Your instructions: Copy out all lines that hold "العمل".

***** Data to process

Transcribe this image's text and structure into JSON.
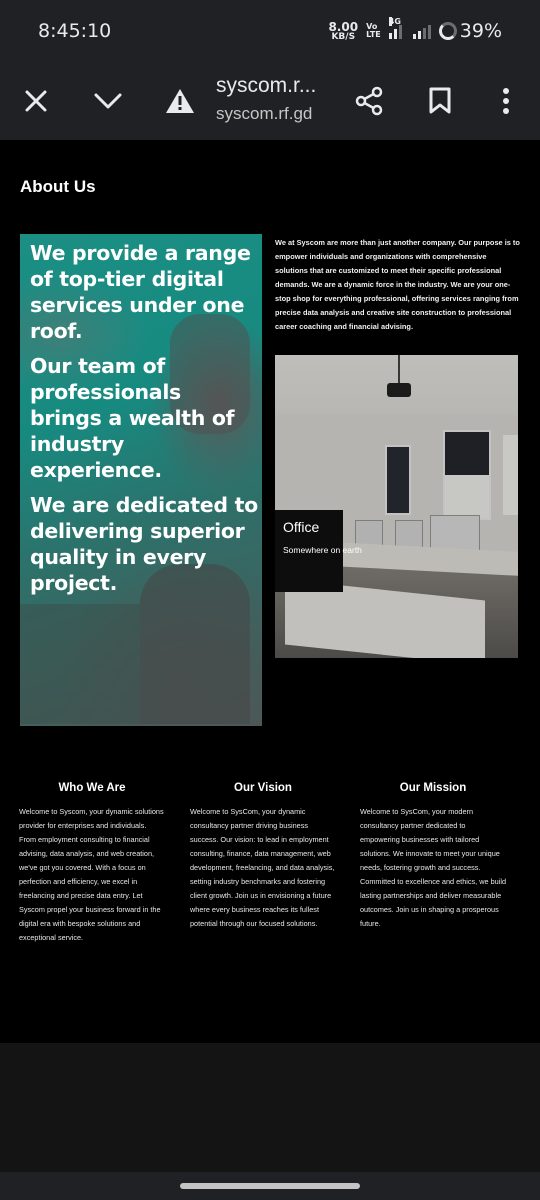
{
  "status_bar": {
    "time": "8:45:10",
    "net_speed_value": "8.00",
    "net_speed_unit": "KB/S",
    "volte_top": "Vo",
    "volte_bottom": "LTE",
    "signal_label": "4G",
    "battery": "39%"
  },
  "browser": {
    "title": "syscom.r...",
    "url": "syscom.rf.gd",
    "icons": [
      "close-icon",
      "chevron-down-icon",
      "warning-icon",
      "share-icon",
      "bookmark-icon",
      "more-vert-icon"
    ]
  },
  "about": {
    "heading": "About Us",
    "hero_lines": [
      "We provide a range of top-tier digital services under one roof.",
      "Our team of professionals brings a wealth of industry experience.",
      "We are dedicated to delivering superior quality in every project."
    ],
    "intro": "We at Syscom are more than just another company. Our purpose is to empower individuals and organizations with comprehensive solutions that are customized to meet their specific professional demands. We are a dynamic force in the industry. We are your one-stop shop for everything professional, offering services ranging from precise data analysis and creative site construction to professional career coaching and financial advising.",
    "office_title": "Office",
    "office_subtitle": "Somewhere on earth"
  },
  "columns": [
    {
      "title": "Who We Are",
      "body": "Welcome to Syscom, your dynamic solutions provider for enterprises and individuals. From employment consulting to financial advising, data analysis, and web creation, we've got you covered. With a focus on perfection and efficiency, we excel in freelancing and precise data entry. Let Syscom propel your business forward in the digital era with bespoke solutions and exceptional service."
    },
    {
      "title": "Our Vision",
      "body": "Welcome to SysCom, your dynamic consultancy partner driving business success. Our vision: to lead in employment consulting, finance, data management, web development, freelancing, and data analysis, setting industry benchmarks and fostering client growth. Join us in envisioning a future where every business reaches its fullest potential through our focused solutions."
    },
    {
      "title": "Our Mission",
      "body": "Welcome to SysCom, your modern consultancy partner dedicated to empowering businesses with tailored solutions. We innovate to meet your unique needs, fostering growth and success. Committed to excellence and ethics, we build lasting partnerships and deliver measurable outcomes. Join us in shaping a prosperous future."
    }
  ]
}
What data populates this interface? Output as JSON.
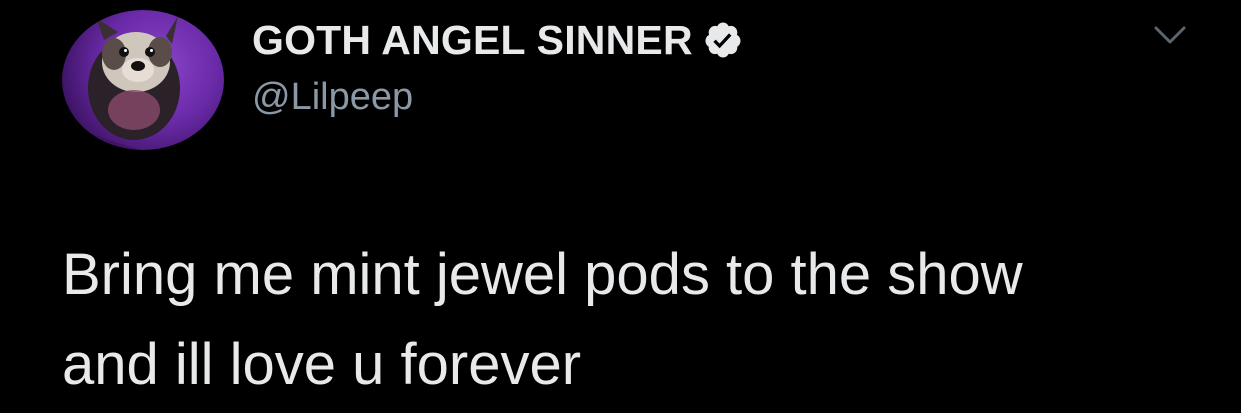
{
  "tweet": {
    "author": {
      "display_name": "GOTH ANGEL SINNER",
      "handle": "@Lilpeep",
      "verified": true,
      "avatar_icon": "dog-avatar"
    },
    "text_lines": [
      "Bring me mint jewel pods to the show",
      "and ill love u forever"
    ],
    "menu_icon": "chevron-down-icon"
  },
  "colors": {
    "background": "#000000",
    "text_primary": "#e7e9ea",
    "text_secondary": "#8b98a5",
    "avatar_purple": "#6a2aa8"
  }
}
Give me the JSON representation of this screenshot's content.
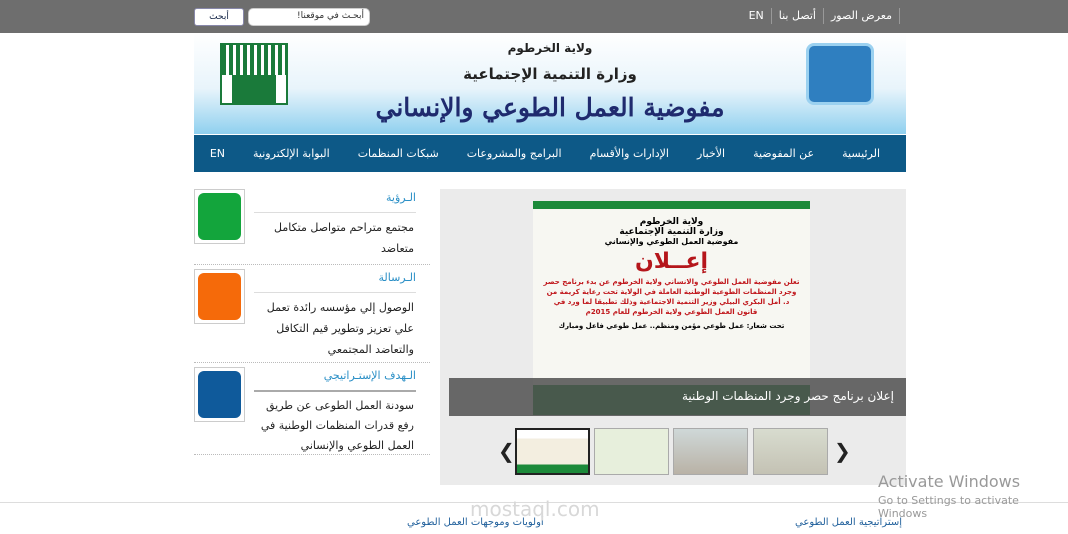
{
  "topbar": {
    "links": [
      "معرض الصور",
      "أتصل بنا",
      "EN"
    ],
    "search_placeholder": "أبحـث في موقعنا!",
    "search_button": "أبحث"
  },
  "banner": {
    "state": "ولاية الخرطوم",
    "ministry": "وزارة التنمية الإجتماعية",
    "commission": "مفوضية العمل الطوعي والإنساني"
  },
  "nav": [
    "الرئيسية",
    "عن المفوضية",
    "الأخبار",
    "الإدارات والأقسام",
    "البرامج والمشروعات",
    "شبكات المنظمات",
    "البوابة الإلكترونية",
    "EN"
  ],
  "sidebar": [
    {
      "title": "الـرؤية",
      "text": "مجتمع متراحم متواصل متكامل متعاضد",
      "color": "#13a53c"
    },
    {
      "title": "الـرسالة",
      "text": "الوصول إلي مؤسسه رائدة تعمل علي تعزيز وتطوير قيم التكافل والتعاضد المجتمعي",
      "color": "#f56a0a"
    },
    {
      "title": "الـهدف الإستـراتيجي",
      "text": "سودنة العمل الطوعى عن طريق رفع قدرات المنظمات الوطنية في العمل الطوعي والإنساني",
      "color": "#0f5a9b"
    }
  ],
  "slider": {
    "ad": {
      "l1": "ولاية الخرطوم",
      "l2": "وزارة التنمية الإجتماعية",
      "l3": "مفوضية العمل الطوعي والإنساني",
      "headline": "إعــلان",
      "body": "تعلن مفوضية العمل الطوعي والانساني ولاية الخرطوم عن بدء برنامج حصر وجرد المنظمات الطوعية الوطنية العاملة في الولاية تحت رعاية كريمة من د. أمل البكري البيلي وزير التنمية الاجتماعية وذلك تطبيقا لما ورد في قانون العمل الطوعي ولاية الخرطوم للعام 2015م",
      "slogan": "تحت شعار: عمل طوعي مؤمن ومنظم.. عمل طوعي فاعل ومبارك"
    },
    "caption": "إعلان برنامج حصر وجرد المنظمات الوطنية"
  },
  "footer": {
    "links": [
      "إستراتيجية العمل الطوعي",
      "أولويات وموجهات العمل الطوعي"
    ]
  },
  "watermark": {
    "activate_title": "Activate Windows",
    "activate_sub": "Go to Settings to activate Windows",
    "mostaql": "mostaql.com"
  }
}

**********
***** Data to process

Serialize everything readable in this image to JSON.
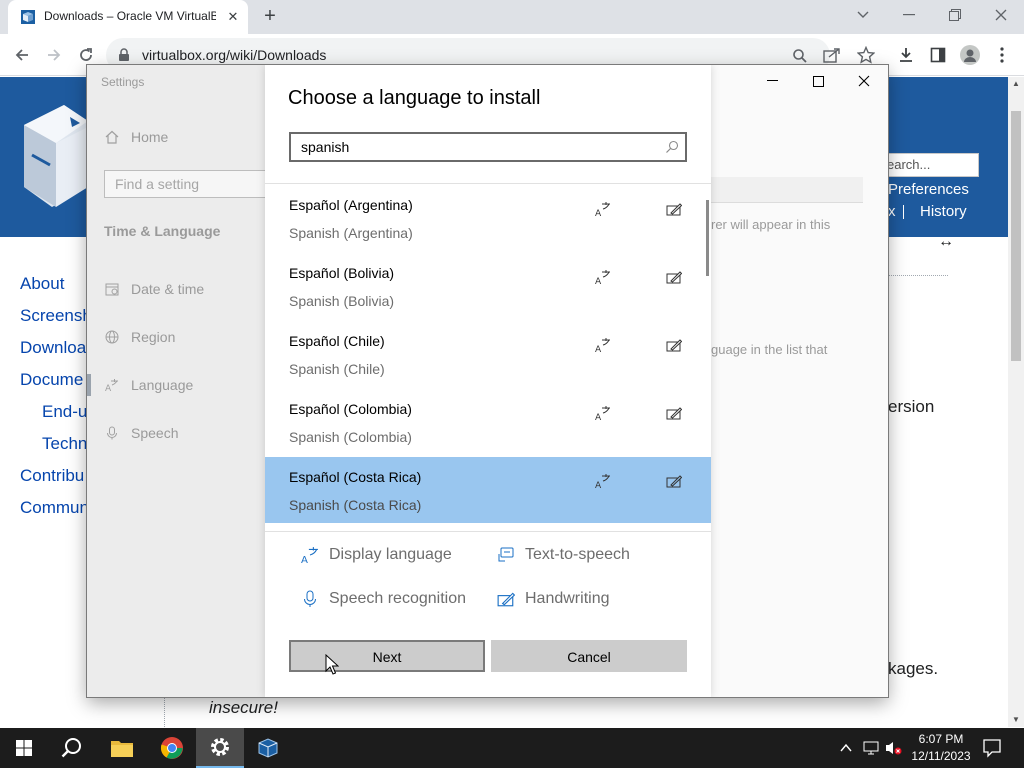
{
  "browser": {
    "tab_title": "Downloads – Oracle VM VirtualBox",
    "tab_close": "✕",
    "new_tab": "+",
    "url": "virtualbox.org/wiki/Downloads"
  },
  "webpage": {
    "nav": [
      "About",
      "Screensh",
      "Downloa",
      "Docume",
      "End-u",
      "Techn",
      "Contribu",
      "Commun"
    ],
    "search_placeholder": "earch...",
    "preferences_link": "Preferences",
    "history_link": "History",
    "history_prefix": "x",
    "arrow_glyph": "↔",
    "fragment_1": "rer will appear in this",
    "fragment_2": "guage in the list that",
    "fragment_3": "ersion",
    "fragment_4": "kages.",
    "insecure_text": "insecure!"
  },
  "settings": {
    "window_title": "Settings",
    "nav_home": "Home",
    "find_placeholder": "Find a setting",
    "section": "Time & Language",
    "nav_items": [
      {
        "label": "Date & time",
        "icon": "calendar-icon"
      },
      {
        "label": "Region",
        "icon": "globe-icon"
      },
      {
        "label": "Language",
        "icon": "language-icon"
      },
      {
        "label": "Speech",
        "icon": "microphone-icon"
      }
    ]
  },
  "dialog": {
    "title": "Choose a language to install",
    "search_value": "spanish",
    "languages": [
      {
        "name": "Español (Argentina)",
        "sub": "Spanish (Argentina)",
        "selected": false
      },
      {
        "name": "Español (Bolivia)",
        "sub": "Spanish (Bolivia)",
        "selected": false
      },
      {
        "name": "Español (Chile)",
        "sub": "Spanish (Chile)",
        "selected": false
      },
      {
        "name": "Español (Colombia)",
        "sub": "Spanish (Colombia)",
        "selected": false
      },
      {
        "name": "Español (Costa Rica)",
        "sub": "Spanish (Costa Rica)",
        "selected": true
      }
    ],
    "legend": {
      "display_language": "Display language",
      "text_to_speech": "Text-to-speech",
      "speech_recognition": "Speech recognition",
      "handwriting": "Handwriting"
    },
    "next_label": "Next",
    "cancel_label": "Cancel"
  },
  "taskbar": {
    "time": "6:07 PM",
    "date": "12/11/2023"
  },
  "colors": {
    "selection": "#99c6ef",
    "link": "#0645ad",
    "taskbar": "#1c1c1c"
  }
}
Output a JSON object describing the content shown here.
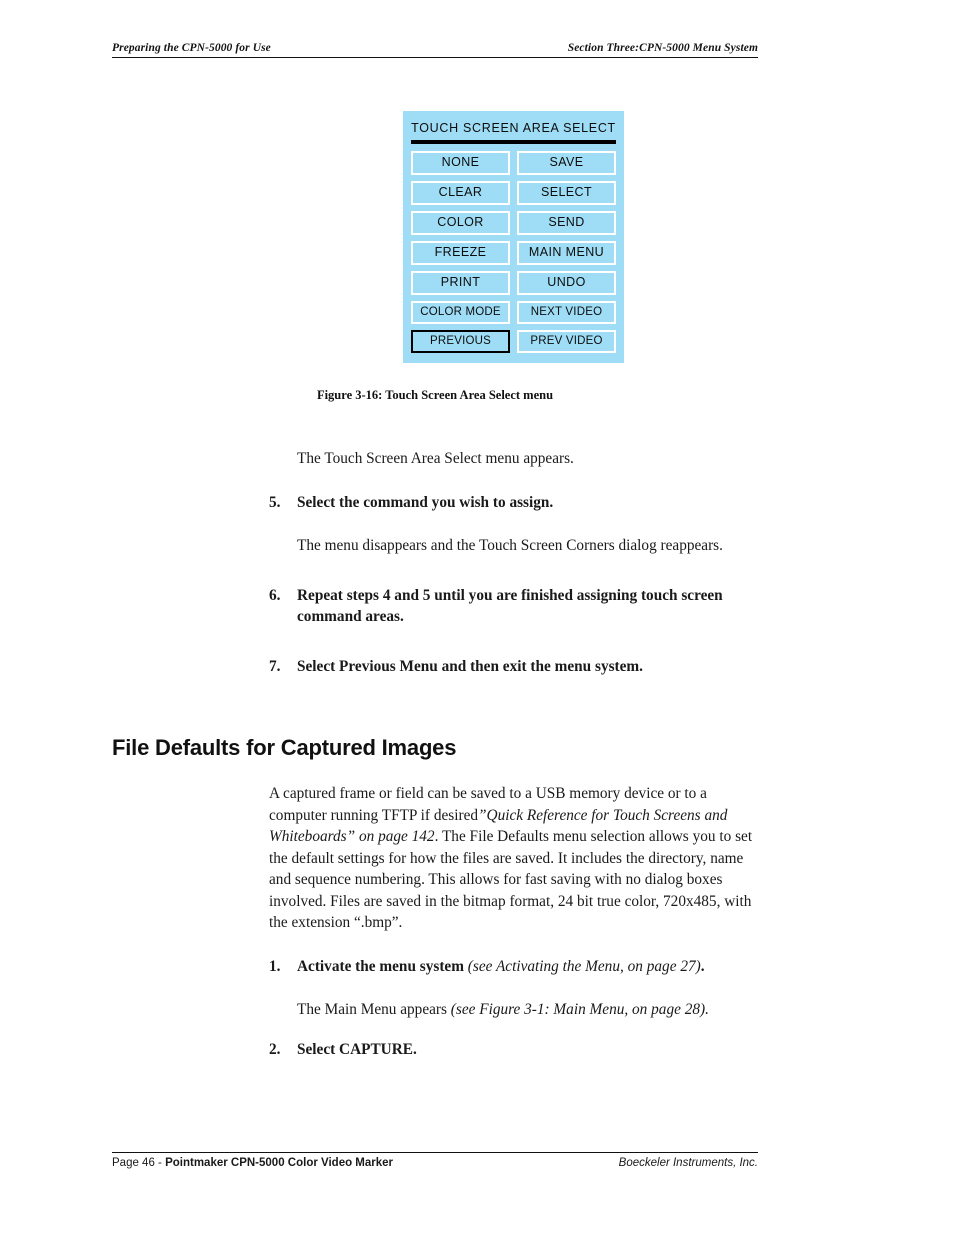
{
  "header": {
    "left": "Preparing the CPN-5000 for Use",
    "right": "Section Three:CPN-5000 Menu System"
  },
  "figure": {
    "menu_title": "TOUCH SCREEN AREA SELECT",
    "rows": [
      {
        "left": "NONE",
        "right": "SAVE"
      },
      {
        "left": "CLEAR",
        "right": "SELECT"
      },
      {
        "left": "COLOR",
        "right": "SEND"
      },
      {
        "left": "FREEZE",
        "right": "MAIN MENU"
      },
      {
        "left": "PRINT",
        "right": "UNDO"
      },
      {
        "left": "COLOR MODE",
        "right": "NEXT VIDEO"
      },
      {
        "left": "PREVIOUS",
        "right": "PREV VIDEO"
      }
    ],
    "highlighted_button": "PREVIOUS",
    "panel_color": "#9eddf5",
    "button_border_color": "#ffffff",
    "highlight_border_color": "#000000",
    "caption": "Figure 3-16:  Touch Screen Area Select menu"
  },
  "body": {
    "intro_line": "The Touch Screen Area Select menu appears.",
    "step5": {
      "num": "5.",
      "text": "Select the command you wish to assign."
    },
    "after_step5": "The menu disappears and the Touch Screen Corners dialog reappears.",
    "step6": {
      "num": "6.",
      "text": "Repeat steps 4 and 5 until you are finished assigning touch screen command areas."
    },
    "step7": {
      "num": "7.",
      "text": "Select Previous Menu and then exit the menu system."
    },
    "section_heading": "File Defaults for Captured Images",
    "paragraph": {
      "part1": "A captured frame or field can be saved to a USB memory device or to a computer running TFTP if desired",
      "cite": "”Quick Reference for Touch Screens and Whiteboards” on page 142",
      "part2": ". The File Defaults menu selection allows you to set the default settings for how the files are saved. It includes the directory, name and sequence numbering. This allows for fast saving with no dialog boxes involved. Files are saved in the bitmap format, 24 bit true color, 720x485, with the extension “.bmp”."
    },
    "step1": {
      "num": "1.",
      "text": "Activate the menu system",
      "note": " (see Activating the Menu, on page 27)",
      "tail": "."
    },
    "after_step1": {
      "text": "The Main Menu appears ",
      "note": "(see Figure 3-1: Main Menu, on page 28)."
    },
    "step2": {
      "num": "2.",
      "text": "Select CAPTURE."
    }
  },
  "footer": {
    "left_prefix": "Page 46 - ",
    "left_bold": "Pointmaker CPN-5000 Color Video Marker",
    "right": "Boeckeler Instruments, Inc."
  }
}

**********

Response:
    "commission": "مفوضية العمل الطوعي والإنساني"
      "text": "سودنة العمل الطوعى عن طريق رفع قدرات المنظمات الوطنية في العمل الطوعي والإنساني",
      "l3": "مفوضية العمل الطوعي والإنساني",
      "body": "تعلن مفوضية العمل الطوعي والانساني ولاية الخرطوم عن بدء برنامج حصر وجرد المنظمات الطوعية الوطنية العاملة في الولاية تحت رعاية كريمة من د. أمل البكري البيلي وزير التنمية الاجتماعية وذلك تطبيقا لما ورد في قانون العمل الطوعي ولاية الخرطوم للعام 2015م",
      "إستراتيجية العمل الطوعي",
      "أولويات وموجهات العمل الطوعي"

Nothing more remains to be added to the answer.